= PROBLEM =
Without including any images, reproduce each entry exactly.

= RECORDS FOR THIS TASK =
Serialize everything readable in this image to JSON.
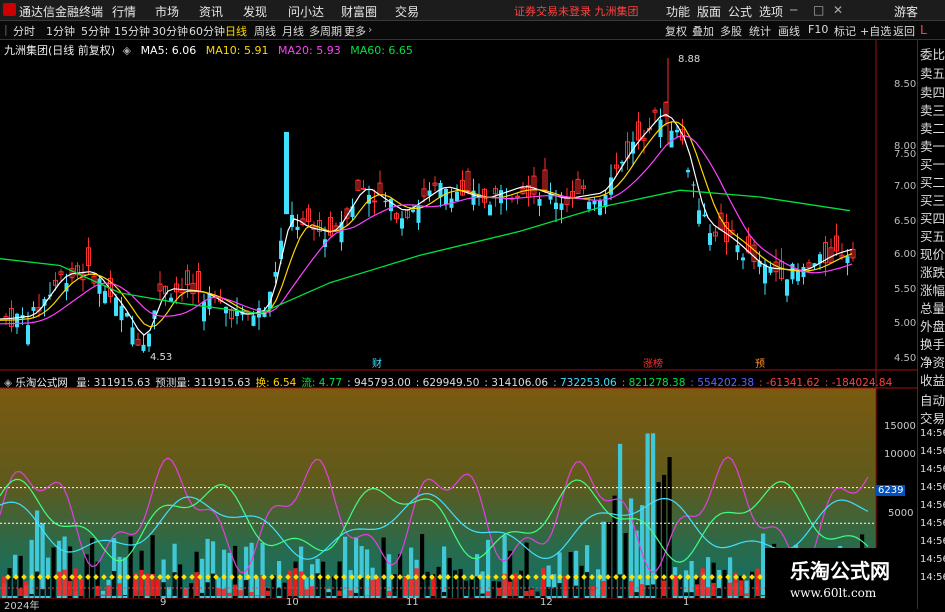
{
  "menubar": {
    "app_name": "通达信金融终端",
    "menus": [
      "行情",
      "市场",
      "资讯",
      "发现",
      "问小达",
      "财富圈",
      "交易"
    ],
    "notice": "证券交易未登录  九洲集团",
    "right_menus": [
      "功能",
      "版面",
      "公式",
      "选项",
      "游客"
    ]
  },
  "toolbar": {
    "periods": [
      "分时",
      "1分钟",
      "5分钟",
      "15分钟",
      "30分钟",
      "60分钟",
      "日线",
      "周线",
      "月线",
      "多周期",
      "更多"
    ],
    "active_period": "日线",
    "actions": [
      "复权",
      "叠加",
      "多股",
      "统计",
      "画线",
      "F10",
      "标记",
      "+自选",
      "返回"
    ]
  },
  "main_chart": {
    "title": "九洲集团(日线 前复权)",
    "ma": [
      {
        "label": "MA5: 6.06",
        "color": "#ffffff"
      },
      {
        "label": "MA10: 5.91",
        "color": "#ffd700"
      },
      {
        "label": "MA20: 5.93",
        "color": "#ff40ff"
      },
      {
        "label": "MA60: 6.65",
        "color": "#00e040"
      }
    ],
    "high_label": "8.88",
    "low_label": "4.53",
    "markers": [
      "财",
      "涨榜",
      "预"
    ]
  },
  "price_axis": [
    "8.50",
    "8.00",
    "7.50",
    "7.00",
    "6.50",
    "6.00",
    "5.50",
    "5.00",
    "4.50"
  ],
  "indicator": {
    "name": "乐淘公式网",
    "values": [
      {
        "label": "量: 311915.63",
        "color": "#dddddd"
      },
      {
        "label": "预测量: 311915.63",
        "color": "#dddddd"
      },
      {
        "label": "换: 6.54",
        "color": "#ffd700"
      },
      {
        "label": "流: 4.77",
        "color": "#00e040"
      },
      {
        "label": ": 945793.00",
        "color": "#dddddd"
      },
      {
        "label": ": 629949.50",
        "color": "#dddddd"
      },
      {
        "label": ": 314106.06",
        "color": "#dddddd"
      },
      {
        "label": ": 732253.06",
        "color": "#40e0ff"
      },
      {
        "label": ": 821278.38",
        "color": "#00e040"
      },
      {
        "label": ": 554202.38",
        "color": "#6060ff"
      },
      {
        "label": ": -61341.62",
        "color": "#ff4040"
      },
      {
        "label": ": -184024.84",
        "color": "#ff4040"
      }
    ],
    "axis": [
      "15000",
      "10000",
      "5000"
    ],
    "badge": "6239"
  },
  "date_axis": [
    "2024年",
    "9",
    "10",
    "11",
    "12",
    "1"
  ],
  "right_panel": {
    "items": [
      "L",
      "委比",
      "卖五",
      "卖四",
      "卖三",
      "卖二",
      "卖一",
      "买一",
      "买二",
      "买三",
      "买四",
      "买五",
      "现价",
      "涨跌",
      "涨幅",
      "总量",
      "外盘",
      "换手",
      "净资",
      "收益",
      "自动",
      "交易"
    ],
    "times": [
      "14:56",
      "14:56",
      "14:56",
      "14:56",
      "14:56",
      "14:56",
      "14:56",
      "14:56",
      "14:56"
    ]
  },
  "watermark": {
    "title": "乐淘公式网",
    "url": "www.60lt.com"
  }
}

= SOLUTION FOR THIS TASK =
Serialize everything readable in this image to JSON.
{
  "menubar": {
    "app_name": "通达信金融终端",
    "menus": [
      "行情",
      "市场",
      "资讯",
      "发现",
      "问小达",
      "财富圈",
      "交易"
    ],
    "notice": "证券交易未登录  九洲集团",
    "right_menus": [
      "功能",
      "版面",
      "公式",
      "选项",
      "游客"
    ]
  },
  "toolbar": {
    "periods": [
      "分时",
      "1分钟",
      "5分钟",
      "15分钟",
      "30分钟",
      "60分钟",
      "日线",
      "周线",
      "月线",
      "多周期",
      "更多"
    ],
    "active_period": "日线",
    "actions": [
      "复权",
      "叠加",
      "多股",
      "统计",
      "画线",
      "F10",
      "标记",
      "+自选",
      "返回"
    ]
  },
  "main_chart": {
    "title": "九洲集团(日线 前复权)",
    "ma": [
      {
        "label": "MA5: 6.06",
        "color": "#ffffff"
      },
      {
        "label": "MA10: 5.91",
        "color": "#ffd700"
      },
      {
        "label": "MA20: 5.93",
        "color": "#ff40ff"
      },
      {
        "label": "MA60: 6.65",
        "color": "#00e040"
      }
    ],
    "high_label": "8.88",
    "low_label": "4.53",
    "markers": [
      "财",
      "涨榜",
      "预"
    ]
  },
  "price_axis": [
    "8.50",
    "8.00",
    "7.50",
    "7.00",
    "6.50",
    "6.00",
    "5.50",
    "5.00",
    "4.50"
  ],
  "indicator": {
    "name": "乐淘公式网",
    "values": [
      {
        "label": "量: 311915.63",
        "color": "#dddddd"
      },
      {
        "label": "预测量: 311915.63",
        "color": "#dddddd"
      },
      {
        "label": "换: 6.54",
        "color": "#ffd700"
      },
      {
        "label": "流: 4.77",
        "color": "#00e040"
      },
      {
        "label": ": 945793.00",
        "color": "#dddddd"
      },
      {
        "label": ": 629949.50",
        "color": "#dddddd"
      },
      {
        "label": ": 314106.06",
        "color": "#dddddd"
      },
      {
        "label": ": 732253.06",
        "color": "#40e0ff"
      },
      {
        "label": ": 821278.38",
        "color": "#00e040"
      },
      {
        "label": ": 554202.38",
        "color": "#6060ff"
      },
      {
        "label": ": -61341.62",
        "color": "#ff4040"
      },
      {
        "label": ": -184024.84",
        "color": "#ff4040"
      }
    ],
    "axis": [
      "15000",
      "10000",
      "5000"
    ],
    "badge": "6239"
  },
  "date_axis": [
    "2024年",
    "9",
    "10",
    "11",
    "12",
    "1"
  ],
  "right_panel": {
    "items": [
      "L",
      "委比",
      "卖五",
      "卖四",
      "卖三",
      "卖二",
      "卖一",
      "买一",
      "买二",
      "买三",
      "买四",
      "买五",
      "现价",
      "涨跌",
      "涨幅",
      "总量",
      "外盘",
      "换手",
      "净资",
      "收益",
      "自动",
      "交易"
    ],
    "times": [
      "14:56",
      "14:56",
      "14:56",
      "14:56",
      "14:56",
      "14:56",
      "14:56",
      "14:56",
      "14:56"
    ]
  },
  "watermark": {
    "title": "乐淘公式网",
    "url": "www.60lt.com"
  }
}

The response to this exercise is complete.